* **Exercise prompt**: What is the number of lines containing the string "notice"? Answer with the number only.

-----

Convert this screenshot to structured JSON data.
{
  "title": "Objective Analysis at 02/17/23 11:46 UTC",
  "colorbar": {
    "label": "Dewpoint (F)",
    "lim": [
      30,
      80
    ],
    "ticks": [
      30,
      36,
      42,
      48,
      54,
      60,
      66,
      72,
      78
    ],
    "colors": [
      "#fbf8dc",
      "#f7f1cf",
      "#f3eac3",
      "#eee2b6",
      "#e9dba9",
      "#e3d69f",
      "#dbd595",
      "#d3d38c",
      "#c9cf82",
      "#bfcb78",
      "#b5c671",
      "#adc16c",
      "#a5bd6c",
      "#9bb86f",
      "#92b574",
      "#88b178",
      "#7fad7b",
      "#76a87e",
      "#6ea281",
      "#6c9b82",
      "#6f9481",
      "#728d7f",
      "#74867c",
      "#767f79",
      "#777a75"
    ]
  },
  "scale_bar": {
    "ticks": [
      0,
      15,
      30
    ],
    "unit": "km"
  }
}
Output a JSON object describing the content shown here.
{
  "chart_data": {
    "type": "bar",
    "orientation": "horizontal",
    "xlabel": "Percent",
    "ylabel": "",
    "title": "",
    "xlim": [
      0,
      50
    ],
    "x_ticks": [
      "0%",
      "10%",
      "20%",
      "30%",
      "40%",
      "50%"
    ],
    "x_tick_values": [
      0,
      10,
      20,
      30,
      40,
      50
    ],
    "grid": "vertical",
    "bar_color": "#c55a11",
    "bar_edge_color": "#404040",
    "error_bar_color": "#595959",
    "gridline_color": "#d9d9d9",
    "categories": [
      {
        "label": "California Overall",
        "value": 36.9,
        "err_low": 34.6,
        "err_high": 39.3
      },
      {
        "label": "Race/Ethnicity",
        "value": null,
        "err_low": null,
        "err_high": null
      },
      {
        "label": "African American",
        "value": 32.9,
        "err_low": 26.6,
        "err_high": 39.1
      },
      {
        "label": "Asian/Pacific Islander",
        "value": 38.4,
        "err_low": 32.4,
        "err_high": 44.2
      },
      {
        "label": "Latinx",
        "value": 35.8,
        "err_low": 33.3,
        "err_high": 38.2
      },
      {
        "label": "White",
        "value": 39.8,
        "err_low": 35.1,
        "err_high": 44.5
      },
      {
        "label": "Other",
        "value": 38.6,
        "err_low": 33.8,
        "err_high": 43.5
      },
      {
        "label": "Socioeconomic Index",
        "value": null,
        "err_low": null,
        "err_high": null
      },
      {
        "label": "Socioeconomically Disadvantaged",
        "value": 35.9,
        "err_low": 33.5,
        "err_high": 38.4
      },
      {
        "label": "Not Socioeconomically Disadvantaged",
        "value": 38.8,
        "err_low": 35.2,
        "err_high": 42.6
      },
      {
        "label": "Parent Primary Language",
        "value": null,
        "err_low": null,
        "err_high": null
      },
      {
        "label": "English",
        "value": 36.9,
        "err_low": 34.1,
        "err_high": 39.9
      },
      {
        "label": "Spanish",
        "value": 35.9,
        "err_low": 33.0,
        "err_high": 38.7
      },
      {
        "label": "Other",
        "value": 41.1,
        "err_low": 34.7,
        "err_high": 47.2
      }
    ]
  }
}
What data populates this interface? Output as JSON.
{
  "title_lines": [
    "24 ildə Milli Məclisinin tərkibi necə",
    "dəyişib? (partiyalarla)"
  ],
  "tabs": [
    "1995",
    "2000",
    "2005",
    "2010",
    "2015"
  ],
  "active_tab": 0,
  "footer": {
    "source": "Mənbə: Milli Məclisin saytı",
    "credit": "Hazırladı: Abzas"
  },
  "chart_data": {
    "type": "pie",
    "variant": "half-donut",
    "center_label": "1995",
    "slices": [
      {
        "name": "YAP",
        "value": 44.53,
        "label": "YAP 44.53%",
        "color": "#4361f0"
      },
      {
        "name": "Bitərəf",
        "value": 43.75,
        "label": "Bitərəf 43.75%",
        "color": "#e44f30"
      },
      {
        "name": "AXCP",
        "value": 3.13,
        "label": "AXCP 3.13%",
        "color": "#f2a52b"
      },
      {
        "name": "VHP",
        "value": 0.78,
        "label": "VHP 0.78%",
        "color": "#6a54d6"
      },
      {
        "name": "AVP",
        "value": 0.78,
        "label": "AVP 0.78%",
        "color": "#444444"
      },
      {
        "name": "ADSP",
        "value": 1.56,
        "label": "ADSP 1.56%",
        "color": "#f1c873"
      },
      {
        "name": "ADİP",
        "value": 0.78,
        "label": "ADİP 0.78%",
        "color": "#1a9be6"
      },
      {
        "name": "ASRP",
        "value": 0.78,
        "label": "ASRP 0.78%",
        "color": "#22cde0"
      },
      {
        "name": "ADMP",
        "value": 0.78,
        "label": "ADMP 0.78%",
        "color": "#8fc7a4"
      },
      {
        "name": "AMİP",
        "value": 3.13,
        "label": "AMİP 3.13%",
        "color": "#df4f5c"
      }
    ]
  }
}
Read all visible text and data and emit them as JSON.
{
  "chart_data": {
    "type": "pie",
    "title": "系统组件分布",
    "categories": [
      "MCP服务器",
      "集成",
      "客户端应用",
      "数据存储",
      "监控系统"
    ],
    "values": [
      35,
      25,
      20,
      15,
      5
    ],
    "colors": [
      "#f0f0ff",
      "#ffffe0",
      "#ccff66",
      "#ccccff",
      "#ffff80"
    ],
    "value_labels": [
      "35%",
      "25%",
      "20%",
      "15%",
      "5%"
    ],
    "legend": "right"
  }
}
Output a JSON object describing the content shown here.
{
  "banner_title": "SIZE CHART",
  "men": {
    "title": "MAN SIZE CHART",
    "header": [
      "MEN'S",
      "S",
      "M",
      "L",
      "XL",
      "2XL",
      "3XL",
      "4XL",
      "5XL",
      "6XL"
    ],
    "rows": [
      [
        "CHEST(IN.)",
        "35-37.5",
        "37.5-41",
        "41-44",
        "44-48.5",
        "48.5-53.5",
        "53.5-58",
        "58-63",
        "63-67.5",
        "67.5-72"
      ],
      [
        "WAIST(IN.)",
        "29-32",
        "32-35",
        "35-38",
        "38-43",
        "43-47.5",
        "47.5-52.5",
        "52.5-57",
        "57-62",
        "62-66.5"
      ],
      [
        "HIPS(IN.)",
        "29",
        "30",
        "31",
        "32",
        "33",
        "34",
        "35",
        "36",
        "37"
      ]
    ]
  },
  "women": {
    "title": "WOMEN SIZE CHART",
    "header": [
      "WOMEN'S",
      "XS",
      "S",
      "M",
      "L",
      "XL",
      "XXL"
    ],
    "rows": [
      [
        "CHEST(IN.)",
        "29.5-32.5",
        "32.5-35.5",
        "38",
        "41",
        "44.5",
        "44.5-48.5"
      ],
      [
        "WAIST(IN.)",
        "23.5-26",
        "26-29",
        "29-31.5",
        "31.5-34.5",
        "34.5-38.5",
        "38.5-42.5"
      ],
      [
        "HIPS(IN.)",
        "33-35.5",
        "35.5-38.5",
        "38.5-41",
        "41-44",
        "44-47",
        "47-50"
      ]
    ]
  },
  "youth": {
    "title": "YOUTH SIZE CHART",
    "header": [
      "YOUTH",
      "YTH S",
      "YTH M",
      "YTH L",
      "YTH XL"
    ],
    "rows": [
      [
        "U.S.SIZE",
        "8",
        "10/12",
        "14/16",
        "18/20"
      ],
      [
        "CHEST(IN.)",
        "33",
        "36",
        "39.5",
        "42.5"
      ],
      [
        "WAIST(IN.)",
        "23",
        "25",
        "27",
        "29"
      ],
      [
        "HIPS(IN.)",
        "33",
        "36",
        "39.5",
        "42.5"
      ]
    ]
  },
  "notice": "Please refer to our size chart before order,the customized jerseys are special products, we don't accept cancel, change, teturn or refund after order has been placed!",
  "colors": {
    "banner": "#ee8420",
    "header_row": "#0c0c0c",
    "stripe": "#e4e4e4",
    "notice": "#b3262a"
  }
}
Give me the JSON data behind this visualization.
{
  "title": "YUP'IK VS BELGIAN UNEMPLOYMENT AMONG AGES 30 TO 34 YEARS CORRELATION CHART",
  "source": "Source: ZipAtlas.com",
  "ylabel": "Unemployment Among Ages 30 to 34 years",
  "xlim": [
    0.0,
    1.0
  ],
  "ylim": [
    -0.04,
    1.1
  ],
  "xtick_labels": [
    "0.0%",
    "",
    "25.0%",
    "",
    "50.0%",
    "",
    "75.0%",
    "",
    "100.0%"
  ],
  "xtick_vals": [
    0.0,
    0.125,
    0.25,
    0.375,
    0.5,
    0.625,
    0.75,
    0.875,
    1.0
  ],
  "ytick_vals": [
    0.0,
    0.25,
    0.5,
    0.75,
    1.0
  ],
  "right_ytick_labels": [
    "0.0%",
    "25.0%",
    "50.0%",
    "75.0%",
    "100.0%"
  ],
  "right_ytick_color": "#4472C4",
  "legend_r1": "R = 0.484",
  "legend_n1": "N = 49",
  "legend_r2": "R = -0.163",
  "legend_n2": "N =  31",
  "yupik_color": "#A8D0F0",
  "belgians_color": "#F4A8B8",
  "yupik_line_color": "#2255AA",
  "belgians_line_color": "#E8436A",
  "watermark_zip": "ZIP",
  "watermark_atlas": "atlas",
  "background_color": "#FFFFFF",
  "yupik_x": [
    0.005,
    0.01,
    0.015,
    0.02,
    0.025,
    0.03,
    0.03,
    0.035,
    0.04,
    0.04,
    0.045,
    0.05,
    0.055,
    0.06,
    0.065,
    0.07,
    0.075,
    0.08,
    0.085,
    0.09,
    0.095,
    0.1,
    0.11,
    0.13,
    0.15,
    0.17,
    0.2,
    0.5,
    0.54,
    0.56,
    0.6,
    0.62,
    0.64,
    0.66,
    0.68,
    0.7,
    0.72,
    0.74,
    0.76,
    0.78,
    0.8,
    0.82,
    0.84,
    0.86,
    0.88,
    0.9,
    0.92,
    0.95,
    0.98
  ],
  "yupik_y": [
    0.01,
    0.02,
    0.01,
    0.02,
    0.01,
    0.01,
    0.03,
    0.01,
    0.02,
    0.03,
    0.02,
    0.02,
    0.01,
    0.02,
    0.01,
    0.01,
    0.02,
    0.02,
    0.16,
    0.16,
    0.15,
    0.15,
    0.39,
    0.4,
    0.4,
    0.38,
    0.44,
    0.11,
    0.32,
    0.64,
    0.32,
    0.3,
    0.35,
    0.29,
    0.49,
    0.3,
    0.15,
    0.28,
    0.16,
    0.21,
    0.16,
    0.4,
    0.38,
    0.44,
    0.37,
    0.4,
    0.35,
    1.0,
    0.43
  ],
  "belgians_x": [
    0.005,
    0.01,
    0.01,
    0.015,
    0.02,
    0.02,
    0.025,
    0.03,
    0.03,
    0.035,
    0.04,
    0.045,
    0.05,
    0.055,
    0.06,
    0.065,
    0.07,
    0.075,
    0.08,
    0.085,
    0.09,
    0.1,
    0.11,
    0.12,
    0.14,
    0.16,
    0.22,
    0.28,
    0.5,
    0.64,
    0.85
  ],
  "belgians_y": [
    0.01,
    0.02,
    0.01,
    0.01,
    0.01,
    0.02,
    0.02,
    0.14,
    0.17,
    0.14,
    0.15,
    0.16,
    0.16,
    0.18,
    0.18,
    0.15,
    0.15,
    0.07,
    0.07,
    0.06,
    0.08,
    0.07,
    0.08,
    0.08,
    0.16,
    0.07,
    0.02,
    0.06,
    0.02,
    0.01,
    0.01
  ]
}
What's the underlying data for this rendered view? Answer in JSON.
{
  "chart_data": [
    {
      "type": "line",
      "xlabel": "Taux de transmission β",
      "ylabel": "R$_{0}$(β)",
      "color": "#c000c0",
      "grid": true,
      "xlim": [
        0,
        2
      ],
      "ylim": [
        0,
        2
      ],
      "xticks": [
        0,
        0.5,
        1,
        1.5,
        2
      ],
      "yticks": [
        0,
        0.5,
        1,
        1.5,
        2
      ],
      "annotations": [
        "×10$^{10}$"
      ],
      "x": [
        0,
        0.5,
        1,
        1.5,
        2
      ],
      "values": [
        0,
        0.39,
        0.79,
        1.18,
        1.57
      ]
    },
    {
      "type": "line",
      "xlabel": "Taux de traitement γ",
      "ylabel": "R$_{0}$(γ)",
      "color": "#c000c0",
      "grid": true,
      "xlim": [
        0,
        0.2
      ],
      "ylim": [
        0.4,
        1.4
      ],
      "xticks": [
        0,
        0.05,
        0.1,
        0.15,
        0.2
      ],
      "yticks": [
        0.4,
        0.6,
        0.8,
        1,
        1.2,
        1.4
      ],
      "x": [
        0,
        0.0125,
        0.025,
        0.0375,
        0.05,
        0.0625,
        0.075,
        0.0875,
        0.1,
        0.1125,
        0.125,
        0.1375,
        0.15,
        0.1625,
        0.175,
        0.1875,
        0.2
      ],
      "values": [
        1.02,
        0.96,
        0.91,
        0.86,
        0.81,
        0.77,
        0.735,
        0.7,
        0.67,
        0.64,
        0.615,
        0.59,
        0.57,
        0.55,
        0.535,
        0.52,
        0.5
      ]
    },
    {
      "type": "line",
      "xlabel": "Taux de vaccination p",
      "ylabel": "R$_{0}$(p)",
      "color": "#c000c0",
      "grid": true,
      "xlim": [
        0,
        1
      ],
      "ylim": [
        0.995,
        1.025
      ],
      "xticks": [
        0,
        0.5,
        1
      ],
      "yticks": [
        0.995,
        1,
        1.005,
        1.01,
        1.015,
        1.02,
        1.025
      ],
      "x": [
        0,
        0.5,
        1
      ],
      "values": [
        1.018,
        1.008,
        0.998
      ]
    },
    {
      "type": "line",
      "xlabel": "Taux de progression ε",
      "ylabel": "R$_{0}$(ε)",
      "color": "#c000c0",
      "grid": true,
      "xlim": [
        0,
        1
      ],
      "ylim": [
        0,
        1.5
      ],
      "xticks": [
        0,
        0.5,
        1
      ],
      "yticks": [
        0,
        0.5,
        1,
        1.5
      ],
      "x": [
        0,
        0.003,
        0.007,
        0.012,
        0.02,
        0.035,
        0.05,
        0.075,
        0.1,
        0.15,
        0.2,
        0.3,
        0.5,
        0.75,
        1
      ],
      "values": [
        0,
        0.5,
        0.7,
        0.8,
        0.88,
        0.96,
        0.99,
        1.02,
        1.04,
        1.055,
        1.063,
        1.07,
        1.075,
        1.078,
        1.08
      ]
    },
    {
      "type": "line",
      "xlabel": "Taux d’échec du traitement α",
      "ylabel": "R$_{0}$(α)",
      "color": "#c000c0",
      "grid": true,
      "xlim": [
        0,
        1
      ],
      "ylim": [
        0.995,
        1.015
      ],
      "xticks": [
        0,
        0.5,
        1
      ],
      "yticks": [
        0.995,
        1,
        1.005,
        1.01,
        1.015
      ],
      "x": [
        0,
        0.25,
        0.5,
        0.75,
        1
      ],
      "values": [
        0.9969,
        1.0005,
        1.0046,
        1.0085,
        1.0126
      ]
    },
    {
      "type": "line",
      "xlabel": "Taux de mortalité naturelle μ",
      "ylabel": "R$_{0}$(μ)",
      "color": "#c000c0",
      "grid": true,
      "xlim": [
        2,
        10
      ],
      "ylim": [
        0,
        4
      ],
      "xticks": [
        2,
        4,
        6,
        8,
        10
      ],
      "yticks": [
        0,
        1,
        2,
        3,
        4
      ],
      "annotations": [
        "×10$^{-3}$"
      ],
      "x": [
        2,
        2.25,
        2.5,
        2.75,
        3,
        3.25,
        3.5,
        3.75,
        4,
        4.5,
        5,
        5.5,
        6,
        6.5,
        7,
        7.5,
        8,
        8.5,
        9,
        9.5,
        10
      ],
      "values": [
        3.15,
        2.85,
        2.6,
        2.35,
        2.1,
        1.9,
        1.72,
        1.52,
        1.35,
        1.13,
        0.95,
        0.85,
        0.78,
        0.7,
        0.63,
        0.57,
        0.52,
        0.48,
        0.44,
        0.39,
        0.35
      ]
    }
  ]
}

-----

* **Solution below**: 2